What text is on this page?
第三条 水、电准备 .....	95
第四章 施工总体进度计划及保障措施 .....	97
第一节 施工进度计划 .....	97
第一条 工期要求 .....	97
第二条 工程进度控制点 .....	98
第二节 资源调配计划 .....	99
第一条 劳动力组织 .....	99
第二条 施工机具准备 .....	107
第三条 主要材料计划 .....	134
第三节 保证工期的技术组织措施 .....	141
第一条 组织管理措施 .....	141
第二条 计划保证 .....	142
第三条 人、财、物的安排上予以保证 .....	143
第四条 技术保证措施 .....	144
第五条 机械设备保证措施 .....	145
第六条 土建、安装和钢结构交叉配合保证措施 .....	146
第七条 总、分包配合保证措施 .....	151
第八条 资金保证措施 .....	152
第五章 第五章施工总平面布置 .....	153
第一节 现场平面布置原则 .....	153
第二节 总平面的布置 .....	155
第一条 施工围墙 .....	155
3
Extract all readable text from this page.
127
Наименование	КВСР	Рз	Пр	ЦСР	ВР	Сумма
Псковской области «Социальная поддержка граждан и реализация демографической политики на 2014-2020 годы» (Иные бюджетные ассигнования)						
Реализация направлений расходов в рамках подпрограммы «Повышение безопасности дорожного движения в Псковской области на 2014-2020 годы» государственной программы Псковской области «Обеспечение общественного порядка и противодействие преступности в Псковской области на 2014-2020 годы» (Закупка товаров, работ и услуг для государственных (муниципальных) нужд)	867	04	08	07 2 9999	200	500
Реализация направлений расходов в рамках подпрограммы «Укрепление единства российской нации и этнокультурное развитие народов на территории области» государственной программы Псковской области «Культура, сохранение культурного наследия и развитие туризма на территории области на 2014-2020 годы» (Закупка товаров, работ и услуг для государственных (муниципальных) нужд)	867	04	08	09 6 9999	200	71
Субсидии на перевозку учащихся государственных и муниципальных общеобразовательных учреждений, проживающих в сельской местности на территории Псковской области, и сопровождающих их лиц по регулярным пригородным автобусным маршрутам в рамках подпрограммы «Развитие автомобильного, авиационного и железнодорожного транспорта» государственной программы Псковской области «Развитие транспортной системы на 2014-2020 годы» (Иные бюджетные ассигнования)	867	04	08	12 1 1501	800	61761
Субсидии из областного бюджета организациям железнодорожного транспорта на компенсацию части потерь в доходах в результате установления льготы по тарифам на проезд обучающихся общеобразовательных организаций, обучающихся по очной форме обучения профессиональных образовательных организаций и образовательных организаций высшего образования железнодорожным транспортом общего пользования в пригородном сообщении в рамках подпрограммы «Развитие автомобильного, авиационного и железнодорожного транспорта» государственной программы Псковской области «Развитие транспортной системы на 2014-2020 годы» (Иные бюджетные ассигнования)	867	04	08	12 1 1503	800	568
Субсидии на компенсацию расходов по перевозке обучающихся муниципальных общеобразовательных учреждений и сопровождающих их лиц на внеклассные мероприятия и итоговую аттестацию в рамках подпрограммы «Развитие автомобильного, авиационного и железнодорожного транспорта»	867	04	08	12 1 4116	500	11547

+++

Each line holding "page" must be found and copied.

● Result of the task
What text is on this page?
Extract all readable text from this page.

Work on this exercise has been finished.